**What is required:** Write out all the lines again, precisely as they stand, but without the images.

**Data section:**
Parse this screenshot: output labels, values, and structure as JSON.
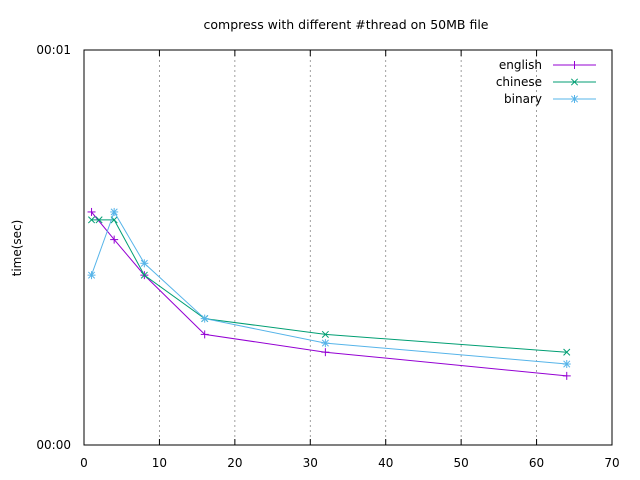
{
  "chart_data": {
    "type": "line",
    "title": "compress with different #thread on 50MB file",
    "xlabel": "",
    "ylabel": "time(sec)",
    "xlim": [
      0,
      70
    ],
    "ylim": [
      0,
      1
    ],
    "x_ticks": [
      0,
      10,
      20,
      30,
      40,
      50,
      60,
      70
    ],
    "y_tick_labels": [
      {
        "value": 0,
        "label": "00:00"
      },
      {
        "value": 1,
        "label": "00:01"
      }
    ],
    "grid": "vertical-dashed",
    "legend_position": "top-right",
    "series": [
      {
        "name": "english",
        "color": "#9400d3",
        "marker": "plus",
        "x": [
          1,
          4,
          8,
          16,
          32,
          64
        ],
        "y": [
          0.59,
          0.52,
          0.43,
          0.28,
          0.235,
          0.175
        ]
      },
      {
        "name": "chinese",
        "color": "#009e73",
        "marker": "cross",
        "x": [
          1,
          2,
          4,
          8,
          16,
          32,
          64
        ],
        "y": [
          0.57,
          0.57,
          0.57,
          0.43,
          0.32,
          0.28,
          0.235
        ]
      },
      {
        "name": "binary",
        "color": "#56b4e9",
        "marker": "star",
        "x": [
          1,
          4,
          8,
          16,
          32,
          64
        ],
        "y": [
          0.43,
          0.59,
          0.46,
          0.32,
          0.258,
          0.205
        ]
      }
    ]
  }
}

**Written response:**
Parse this screenshot: output labels, values, and structure as JSON.
{
  "chart_data": {
    "type": "line",
    "title": "compress with different #thread on 50MB file",
    "xlabel": "",
    "ylabel": "time(sec)",
    "xlim": [
      0,
      70
    ],
    "ylim": [
      0,
      1
    ],
    "x_ticks": [
      0,
      10,
      20,
      30,
      40,
      50,
      60,
      70
    ],
    "y_tick_labels": [
      {
        "value": 0,
        "label": "00:00"
      },
      {
        "value": 1,
        "label": "00:01"
      }
    ],
    "grid": "vertical-dashed",
    "legend_position": "top-right",
    "series": [
      {
        "name": "english",
        "color": "#9400d3",
        "marker": "plus",
        "x": [
          1,
          4,
          8,
          16,
          32,
          64
        ],
        "y": [
          0.59,
          0.52,
          0.43,
          0.28,
          0.235,
          0.175
        ]
      },
      {
        "name": "chinese",
        "color": "#009e73",
        "marker": "cross",
        "x": [
          1,
          2,
          4,
          8,
          16,
          32,
          64
        ],
        "y": [
          0.57,
          0.57,
          0.57,
          0.43,
          0.32,
          0.28,
          0.235
        ]
      },
      {
        "name": "binary",
        "color": "#56b4e9",
        "marker": "star",
        "x": [
          1,
          4,
          8,
          16,
          32,
          64
        ],
        "y": [
          0.43,
          0.59,
          0.46,
          0.32,
          0.258,
          0.205
        ]
      }
    ]
  }
}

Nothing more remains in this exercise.